Show every line that has the string "aangegeven" in it.

-- BEGIN Supplied records --

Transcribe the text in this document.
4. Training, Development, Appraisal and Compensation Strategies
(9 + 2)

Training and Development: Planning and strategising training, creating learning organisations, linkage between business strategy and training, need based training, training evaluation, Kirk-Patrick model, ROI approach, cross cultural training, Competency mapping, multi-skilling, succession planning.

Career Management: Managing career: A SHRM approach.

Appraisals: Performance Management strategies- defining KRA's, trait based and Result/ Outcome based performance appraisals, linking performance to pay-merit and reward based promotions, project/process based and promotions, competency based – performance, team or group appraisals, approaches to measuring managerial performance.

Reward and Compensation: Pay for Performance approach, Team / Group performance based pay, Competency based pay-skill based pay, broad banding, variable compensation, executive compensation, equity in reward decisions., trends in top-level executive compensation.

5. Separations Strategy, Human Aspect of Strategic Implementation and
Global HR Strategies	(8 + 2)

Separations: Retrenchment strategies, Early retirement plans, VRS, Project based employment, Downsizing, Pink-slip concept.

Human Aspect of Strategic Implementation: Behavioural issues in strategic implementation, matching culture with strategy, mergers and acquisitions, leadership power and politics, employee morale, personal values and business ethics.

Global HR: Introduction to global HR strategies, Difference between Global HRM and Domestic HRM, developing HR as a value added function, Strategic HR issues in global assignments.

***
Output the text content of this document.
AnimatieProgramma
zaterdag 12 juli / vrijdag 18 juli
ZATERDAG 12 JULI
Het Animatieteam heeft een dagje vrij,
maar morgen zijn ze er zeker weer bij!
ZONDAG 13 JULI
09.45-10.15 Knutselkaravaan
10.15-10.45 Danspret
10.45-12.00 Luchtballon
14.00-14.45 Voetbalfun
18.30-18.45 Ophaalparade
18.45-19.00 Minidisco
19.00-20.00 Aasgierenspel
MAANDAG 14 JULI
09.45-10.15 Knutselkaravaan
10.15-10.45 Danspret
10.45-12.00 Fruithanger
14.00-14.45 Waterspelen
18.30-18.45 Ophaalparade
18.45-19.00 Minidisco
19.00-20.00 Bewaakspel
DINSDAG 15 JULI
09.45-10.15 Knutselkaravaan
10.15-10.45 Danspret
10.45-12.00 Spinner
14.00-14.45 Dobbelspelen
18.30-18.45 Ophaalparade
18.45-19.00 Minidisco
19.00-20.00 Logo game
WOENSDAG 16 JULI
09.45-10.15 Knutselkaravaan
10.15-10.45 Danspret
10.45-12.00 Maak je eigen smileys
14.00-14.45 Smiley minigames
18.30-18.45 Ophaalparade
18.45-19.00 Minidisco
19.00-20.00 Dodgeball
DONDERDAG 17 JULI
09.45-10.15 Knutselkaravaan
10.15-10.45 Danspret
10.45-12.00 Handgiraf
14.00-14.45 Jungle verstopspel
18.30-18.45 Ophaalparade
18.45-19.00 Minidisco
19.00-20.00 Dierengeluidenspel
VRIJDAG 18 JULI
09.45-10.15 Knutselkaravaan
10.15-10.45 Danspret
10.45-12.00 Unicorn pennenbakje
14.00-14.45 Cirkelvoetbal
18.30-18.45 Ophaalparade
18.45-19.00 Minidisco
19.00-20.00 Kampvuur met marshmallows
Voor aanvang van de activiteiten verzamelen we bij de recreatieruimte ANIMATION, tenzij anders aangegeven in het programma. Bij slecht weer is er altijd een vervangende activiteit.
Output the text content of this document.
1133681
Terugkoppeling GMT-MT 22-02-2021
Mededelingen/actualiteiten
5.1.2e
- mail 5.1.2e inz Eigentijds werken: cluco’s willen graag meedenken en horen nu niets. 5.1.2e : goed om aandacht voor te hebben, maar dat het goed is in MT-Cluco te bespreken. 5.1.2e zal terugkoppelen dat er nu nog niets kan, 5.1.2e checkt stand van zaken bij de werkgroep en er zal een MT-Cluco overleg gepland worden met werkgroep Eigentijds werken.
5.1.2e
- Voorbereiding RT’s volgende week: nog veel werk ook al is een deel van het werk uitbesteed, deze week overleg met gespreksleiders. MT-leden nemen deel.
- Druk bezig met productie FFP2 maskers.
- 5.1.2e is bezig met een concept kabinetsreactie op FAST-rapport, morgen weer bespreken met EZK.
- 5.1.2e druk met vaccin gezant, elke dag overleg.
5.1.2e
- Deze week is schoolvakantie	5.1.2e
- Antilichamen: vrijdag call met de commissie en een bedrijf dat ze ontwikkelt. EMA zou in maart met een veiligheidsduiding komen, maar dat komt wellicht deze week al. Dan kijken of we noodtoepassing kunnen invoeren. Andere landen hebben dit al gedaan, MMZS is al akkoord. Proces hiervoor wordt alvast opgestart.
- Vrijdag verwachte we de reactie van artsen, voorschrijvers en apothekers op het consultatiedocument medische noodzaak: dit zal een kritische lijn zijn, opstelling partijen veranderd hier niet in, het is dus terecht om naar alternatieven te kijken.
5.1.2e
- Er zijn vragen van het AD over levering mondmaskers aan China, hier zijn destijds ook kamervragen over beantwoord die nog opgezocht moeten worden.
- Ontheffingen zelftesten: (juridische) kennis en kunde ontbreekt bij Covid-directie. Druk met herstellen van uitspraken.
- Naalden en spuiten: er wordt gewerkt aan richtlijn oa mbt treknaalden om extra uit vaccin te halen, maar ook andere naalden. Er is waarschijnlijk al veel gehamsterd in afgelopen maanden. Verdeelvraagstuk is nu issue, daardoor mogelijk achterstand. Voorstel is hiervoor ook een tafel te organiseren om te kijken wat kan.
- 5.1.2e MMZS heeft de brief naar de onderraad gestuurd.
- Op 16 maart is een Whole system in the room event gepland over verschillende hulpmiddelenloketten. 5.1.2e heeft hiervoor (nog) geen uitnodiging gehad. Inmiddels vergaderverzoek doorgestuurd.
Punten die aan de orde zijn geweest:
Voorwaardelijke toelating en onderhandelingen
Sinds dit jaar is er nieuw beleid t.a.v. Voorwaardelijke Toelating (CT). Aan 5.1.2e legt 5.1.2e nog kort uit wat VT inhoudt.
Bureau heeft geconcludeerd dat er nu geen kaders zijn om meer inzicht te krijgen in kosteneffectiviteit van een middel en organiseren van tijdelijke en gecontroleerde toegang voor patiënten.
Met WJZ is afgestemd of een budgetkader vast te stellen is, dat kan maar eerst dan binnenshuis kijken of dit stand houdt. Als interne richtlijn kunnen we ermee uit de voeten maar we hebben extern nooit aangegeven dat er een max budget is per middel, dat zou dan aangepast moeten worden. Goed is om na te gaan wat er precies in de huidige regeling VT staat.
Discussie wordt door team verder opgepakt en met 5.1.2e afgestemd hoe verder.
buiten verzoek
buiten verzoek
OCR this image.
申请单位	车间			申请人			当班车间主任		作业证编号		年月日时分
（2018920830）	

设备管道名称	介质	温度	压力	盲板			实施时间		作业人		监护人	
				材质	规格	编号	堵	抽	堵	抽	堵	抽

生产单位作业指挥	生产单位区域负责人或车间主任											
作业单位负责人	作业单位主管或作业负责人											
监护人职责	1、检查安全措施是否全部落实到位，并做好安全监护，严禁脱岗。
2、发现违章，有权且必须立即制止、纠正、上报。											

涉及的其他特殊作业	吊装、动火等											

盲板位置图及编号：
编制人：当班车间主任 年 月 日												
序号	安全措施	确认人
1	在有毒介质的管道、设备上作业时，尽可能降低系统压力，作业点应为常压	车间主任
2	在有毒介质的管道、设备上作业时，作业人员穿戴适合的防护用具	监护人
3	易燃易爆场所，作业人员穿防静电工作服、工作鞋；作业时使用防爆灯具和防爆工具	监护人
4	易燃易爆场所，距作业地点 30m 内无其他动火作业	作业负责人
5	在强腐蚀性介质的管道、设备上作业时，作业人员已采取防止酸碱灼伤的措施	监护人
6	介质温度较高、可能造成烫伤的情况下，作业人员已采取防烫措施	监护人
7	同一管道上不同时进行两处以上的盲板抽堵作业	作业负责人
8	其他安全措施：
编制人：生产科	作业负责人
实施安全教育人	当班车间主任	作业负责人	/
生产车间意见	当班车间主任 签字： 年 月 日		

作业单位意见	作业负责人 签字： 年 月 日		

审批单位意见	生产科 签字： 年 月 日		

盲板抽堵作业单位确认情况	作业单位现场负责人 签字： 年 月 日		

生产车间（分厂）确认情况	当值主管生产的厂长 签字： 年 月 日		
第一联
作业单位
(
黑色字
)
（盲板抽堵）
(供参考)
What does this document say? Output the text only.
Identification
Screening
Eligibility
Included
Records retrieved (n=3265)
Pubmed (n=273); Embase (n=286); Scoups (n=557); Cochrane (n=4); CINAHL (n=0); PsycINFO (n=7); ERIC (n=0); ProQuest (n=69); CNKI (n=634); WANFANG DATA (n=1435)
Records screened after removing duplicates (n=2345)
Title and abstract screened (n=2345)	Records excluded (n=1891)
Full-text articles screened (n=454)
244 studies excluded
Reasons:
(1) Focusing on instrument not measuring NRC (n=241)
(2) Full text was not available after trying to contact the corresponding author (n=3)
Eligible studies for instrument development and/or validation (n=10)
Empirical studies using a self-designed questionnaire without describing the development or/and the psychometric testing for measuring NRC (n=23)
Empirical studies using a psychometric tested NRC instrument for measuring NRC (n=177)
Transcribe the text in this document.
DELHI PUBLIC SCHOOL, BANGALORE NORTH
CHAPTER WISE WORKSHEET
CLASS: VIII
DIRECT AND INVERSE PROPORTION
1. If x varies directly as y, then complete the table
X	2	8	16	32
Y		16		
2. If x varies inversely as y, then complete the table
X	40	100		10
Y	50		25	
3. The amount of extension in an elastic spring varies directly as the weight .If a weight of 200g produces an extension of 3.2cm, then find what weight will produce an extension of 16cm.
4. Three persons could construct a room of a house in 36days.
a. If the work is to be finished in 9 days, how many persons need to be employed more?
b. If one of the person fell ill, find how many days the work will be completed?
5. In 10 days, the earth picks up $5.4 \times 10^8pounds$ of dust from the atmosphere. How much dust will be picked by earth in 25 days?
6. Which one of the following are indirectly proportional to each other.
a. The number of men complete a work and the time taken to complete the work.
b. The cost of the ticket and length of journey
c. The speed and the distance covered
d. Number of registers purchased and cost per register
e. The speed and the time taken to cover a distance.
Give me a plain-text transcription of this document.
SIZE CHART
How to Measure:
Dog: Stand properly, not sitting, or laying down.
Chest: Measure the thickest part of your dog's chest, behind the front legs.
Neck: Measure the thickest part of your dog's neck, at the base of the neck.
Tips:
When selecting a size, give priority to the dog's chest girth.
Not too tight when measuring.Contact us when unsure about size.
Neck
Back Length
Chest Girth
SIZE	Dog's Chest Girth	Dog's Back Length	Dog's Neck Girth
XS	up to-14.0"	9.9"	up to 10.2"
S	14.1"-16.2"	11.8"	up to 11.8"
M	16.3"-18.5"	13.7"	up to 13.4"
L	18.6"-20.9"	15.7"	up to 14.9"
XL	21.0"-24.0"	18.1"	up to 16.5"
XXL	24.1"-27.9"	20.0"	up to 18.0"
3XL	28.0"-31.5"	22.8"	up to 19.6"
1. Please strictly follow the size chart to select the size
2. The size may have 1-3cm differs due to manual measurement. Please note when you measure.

-- END Supplied records --

• Final result:
Voor aanvang van de activiteiten verzamelen we bij de recreatieruimte ANIMATION, tenzij anders aangegeven in het programma. Bij slecht weer is er altijd een vervangende activiteit.
Met WJZ is afgestemd of een budgetkader vast te stellen is, dat kan maar eerst dan binnenshuis kijken of dit stand houdt. Als interne richtlijn kunnen we ermee uit de voeten maar we hebben extern nooit aangegeven dat er een max budget is per middel, dat zou dan aangepast moeten worden. Goed is om na te gaan wat er precies in de huidige regeling VT staat.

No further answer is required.